= Texto exibido =
▼

PORTE DE ARMA PARA ADVOGADOS.


O porte de arma para advogados virou um jogo de empurra. Enquanto o presidente Jair Bolsonaro altera o decreto de armas e libera porte a advogados, o Congresso bate o pé e retira do texto qualquer possibilidade de estender porte e posse a outras categorias.

A controvérsia é a seguinte:

No decreto de Bolsonaro, advogado passa a ser profissão de risco e não será necessário demonstrar necessidade de porte. Requisitos como negativa de antecedentes e aptidão psicológica continuam valendo.

Por meio de dois atos do Executivo publicados no dia 22 de maio de 2019, no DOU, o presidente Bolsonaro alterou pontos considerados polêmicos que constavam no decreto de armas. São eles o decreto 9.797, que altera o decreto de armas 9.785/2019 publicado no início de maio/2019, e também sua retificação.

Entre as alterações substanciais está a que inclui a profissão do advogado como de risco. Sendo assim, causídicos não precisam mais demonstrar sua efetiva necessidade de portar armas de fogo.

▲

= Instrução 1 =
Colete da listagem abaixo cada linha em que aparece a palavra "optional".

= Listagem a processar =
▼

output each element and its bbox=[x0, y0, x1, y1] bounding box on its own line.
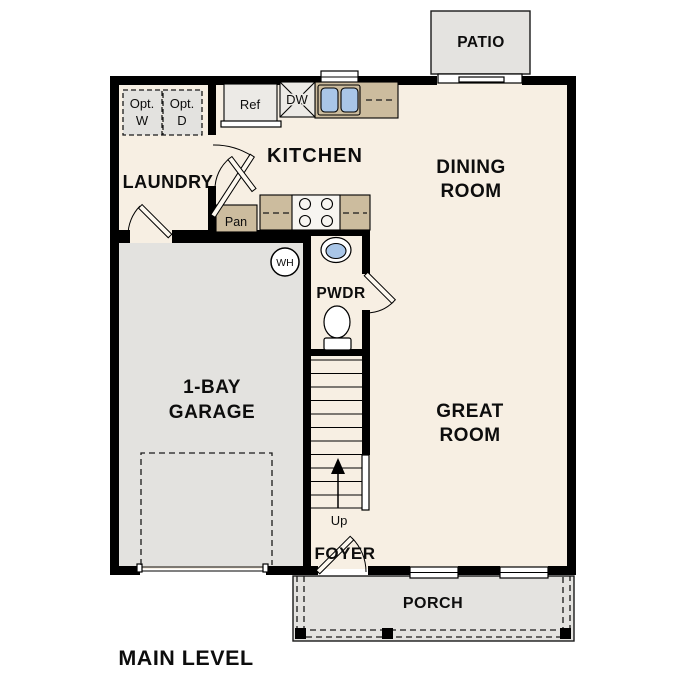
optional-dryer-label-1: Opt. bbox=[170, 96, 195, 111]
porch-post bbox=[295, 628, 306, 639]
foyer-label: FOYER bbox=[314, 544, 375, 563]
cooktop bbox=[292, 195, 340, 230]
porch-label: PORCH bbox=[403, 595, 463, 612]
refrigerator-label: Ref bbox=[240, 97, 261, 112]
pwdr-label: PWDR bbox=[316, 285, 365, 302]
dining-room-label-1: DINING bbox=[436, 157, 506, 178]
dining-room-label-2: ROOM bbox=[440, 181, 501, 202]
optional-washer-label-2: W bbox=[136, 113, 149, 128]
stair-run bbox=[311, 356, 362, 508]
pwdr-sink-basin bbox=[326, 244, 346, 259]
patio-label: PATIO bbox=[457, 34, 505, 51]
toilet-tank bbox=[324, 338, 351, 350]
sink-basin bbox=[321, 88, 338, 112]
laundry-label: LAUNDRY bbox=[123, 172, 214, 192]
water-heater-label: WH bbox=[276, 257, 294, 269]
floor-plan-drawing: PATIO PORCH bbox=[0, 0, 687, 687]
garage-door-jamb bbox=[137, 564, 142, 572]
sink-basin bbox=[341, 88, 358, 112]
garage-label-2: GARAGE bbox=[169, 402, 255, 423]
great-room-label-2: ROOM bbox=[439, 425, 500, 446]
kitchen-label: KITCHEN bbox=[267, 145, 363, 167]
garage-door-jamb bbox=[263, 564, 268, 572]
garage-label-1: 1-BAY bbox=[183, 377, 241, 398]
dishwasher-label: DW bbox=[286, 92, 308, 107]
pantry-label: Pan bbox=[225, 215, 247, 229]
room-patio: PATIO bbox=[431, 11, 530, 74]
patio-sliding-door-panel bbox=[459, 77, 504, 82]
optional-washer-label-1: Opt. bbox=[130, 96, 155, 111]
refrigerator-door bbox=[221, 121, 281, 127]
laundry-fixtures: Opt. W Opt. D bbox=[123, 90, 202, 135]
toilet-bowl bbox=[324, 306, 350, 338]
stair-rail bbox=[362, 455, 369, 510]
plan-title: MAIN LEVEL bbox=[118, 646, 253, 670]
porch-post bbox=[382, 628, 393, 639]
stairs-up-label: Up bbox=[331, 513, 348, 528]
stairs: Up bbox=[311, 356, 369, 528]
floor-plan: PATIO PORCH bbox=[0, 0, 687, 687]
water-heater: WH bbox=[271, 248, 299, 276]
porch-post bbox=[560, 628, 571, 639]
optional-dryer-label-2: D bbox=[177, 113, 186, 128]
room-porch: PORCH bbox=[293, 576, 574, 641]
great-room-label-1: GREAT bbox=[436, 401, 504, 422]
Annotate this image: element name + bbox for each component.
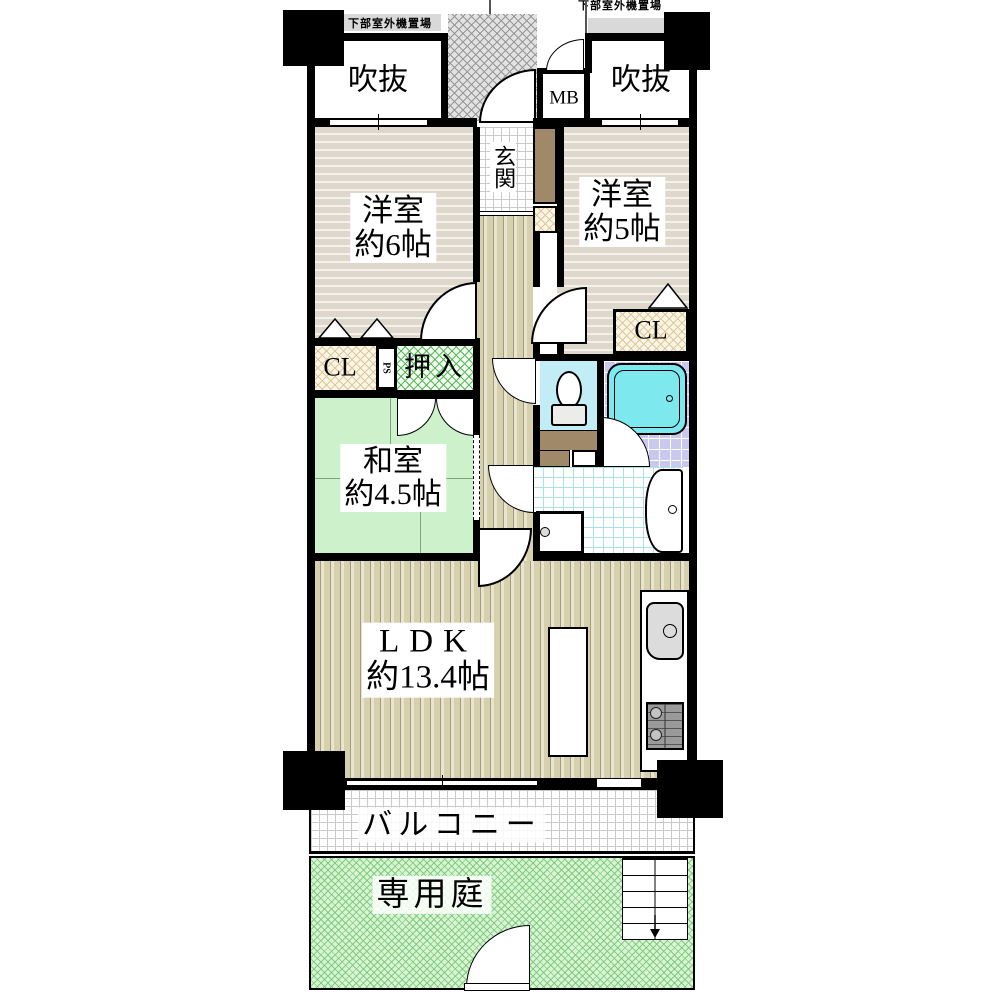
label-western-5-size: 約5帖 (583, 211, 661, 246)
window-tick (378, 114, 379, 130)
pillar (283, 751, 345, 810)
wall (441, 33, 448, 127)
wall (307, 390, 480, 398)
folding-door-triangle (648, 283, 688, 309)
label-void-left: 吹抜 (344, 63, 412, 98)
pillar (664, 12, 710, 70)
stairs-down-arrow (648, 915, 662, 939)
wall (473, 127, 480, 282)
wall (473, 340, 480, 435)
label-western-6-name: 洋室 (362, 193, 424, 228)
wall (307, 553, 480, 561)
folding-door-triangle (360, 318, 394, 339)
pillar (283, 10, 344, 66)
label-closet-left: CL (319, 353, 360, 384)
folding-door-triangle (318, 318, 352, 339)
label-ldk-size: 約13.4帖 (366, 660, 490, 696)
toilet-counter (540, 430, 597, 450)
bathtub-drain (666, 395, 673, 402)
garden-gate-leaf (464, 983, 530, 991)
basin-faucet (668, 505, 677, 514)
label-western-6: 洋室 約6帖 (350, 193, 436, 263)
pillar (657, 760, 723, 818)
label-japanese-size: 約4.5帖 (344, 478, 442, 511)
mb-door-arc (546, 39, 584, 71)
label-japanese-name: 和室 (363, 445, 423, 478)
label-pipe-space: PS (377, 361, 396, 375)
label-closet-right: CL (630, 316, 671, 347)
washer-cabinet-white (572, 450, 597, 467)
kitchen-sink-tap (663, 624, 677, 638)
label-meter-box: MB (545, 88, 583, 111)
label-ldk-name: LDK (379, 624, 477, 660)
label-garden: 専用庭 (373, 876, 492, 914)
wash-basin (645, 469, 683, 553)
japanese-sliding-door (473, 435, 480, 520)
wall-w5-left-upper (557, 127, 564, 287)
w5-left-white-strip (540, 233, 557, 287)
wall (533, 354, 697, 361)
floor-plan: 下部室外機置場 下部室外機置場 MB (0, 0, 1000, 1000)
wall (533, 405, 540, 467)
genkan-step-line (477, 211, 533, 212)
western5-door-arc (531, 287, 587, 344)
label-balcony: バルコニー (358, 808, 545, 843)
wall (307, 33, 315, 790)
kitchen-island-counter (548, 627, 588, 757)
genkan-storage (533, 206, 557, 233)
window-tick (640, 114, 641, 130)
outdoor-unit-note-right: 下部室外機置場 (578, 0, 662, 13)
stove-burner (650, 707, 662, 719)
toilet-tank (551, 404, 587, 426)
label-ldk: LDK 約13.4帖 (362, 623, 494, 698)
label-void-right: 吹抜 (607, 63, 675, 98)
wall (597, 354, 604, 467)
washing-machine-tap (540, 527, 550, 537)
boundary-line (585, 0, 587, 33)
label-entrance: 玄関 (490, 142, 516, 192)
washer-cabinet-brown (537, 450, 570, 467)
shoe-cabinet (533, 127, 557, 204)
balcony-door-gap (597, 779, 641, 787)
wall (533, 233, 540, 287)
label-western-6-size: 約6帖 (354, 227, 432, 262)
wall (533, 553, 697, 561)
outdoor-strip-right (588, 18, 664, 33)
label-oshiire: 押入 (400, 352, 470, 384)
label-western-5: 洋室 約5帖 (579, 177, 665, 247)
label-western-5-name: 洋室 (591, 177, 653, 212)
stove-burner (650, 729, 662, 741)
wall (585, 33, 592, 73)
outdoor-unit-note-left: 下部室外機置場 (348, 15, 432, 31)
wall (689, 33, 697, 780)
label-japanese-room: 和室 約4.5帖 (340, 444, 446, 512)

▲

= Instrução 2 =
Reescreva o trecho do texto sobre porte de arma para advogados que começa em "PORTE DE ARMA PARA ADVOGADOS." e termina em "psicológica continuam valendo.", substituindo "Congresso" por "Senado".

= Resposta esperada 1 =
optional-dryer-label-1: Opt. bbox=[170, 96, 195, 111]
optional-washer-label-2: W bbox=[136, 113, 149, 128]
optional-washer-label-1: Opt. bbox=[130, 96, 155, 111]
optional-dryer-label-2: D bbox=[177, 113, 186, 128]

= Resposta esperada 2 =
PORTE DE ARMA PARA ADVOGADOS.


O porte de arma para advogados virou um jogo de empurra. Enquanto o presidente Jair Bolsonaro altera o decreto de armas e libera porte a advogados, o Senado bate o pé e retira do texto qualquer possibilidade de estender porte e posse a outras categorias.

A controvérsia é a seguinte:

No decreto de Bolsonaro, advogado passa a ser profissão de risco e não será necessário demonstrar necessidade de porte. Requisitos como negativa de antecedentes e aptidão psicológica continuam valendo.